## start

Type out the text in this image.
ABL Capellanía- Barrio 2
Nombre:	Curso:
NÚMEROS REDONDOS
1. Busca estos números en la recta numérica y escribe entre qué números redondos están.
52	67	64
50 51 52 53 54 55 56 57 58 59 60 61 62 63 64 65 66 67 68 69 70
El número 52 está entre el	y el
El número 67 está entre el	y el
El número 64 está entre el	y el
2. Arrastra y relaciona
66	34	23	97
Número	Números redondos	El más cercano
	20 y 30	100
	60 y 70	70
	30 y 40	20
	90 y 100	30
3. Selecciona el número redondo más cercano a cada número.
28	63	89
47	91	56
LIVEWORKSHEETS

## end
## start

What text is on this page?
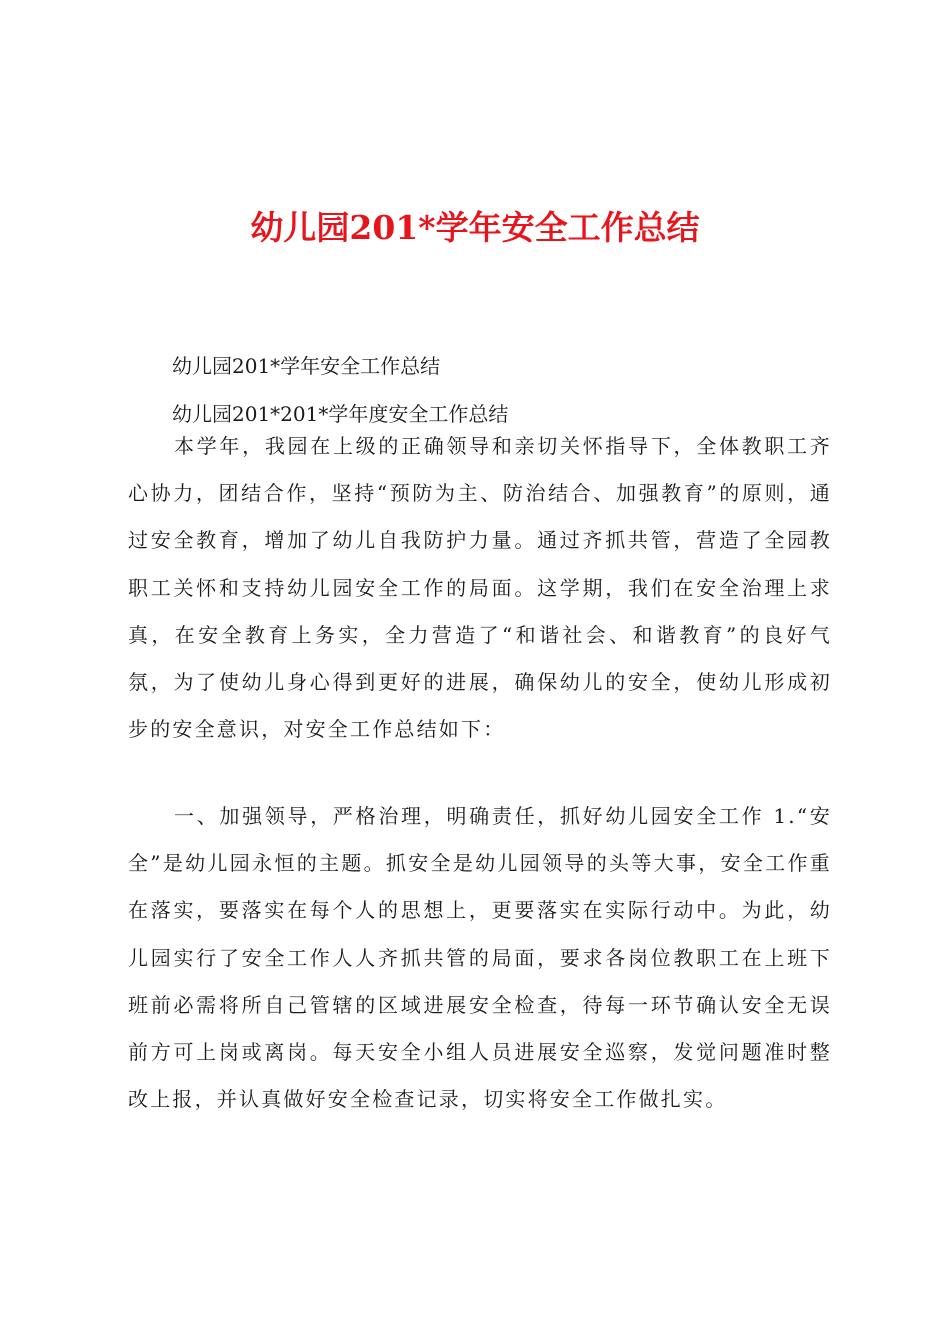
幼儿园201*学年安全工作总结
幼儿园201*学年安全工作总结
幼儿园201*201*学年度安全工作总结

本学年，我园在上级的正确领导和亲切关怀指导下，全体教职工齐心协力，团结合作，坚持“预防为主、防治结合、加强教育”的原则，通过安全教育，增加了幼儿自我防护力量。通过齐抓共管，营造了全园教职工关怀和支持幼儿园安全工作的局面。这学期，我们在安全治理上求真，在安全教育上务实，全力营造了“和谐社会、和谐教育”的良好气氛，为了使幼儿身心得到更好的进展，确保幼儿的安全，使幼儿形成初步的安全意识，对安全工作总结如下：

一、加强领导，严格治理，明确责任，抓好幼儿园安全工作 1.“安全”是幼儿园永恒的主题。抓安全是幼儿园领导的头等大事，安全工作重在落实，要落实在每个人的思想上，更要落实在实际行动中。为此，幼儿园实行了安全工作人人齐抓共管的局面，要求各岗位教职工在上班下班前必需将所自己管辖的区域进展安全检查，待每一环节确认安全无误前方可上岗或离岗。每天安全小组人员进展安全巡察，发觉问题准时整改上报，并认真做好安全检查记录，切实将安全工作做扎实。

## end

Exercise task: Check each line of the records above for the string "cercano", and report every line that has it.

Expected output:
Número	Números redondos	El más cercano
3. Selecciona el número redondo más cercano a cada número.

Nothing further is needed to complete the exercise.